EXTRACT TO READ:
━━━━━━━━━━
Will RBA lift rates before May 21 federal election as it did before John
This could well be the crucial week in this year’s election campaign.
On Wednesday, we’ll get the inflation figures. And, if as expected, they show a dramatic leap in the cost of living, there’s a chance that it could force the Reserve Bank of Australia to hike interest rates right before the May 21 poll.
It’s a slim chance, admittedly, because the RBA doesn’t interfere in the political process and doesn’t want to be seen to be doing so.
However, that principle cuts both ways. As a body independent of politics, it has a duty to act in the national interest, regardless of a looming election.
It wouldn’t be the first time it has happened.
Back in 2007, a little over a fortnight before John Howard’s Coalition government was swept from power, the RBA hiked rates in a bid to cool an economy threatening to overheat from the combined effects of a resources boom and government largesse.
To a large extent, it’s purely academic. If the first rate hike doesn’t arrive three weeks before the upcoming election, it more than likely will land just 10 days after whichever party gains power.
━━━━━━━━━━
Document understanding data
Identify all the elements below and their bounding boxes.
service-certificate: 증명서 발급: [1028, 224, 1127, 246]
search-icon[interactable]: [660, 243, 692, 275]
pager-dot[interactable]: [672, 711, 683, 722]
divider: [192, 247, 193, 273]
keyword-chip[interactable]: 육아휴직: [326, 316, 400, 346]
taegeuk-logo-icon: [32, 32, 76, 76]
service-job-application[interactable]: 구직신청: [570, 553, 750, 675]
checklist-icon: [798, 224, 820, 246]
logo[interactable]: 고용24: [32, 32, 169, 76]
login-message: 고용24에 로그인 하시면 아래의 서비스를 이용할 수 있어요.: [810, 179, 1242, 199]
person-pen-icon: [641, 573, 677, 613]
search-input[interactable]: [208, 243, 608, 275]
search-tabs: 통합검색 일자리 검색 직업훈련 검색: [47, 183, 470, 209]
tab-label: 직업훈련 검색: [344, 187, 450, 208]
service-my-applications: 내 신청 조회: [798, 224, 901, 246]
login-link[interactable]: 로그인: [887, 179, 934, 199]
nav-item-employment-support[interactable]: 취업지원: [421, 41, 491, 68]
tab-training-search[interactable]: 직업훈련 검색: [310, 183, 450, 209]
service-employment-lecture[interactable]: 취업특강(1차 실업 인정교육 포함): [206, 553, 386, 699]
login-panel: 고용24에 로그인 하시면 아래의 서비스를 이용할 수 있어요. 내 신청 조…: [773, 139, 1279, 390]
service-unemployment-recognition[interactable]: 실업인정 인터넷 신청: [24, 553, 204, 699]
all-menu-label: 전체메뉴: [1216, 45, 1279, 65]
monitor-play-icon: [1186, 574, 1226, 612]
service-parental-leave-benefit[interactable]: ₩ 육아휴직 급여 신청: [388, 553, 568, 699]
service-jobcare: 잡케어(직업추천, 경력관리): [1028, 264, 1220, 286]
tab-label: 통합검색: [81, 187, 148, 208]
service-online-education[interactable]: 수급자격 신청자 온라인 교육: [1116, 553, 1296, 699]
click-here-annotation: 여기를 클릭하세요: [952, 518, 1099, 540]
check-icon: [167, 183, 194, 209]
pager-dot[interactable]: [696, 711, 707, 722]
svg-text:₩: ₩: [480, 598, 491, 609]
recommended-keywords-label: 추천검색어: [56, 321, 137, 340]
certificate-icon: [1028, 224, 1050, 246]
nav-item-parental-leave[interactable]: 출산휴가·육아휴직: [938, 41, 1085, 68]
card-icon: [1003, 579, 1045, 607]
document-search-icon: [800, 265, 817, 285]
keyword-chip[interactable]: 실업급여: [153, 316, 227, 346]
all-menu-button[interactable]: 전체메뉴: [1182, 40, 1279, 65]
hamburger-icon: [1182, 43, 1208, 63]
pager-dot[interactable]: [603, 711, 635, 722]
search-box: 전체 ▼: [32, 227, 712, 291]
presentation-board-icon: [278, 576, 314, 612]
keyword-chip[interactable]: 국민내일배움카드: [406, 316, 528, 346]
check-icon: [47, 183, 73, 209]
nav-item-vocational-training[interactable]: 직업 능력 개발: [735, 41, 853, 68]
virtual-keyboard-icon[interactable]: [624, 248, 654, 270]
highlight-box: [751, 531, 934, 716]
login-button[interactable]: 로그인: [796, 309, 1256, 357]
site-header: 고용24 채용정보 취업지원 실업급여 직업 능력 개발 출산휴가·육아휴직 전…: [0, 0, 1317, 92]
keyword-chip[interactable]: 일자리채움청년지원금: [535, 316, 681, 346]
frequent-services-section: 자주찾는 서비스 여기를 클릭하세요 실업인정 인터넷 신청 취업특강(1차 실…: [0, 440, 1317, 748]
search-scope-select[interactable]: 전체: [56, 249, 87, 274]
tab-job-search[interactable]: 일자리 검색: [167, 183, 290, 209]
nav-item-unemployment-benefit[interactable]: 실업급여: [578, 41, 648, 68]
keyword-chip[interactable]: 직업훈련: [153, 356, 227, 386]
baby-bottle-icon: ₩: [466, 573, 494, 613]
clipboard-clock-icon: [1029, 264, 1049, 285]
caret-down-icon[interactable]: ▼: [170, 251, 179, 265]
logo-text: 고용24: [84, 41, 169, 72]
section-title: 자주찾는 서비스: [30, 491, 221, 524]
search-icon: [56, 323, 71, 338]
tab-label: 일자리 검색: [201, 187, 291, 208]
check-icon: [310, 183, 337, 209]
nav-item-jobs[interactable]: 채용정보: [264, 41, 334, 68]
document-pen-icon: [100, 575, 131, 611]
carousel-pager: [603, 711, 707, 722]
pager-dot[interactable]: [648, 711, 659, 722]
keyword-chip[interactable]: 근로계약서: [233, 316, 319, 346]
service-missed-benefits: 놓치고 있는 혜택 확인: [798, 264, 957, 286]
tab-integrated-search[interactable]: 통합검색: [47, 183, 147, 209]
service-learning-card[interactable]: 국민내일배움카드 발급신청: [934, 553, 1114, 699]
━━━━━━━━━━
THINGS TO DO:
1. In the article on interest rates, in what year did the RBA raise rates shortly before John Howard's Coalition government lost power?
2. Copy the article's wording word for word, everything from "It’s a slim" down to "a looming election.".

ANSWER LIST:
1. 2007

2.
It’s a slim chance, admittedly, because the RBA doesn’t interfere in the political process and doesn’t want to be seen to be doing so.
However, that principle cuts both ways. As a body independent of politics, it has a duty to act in the national interest, regardless of a looming election.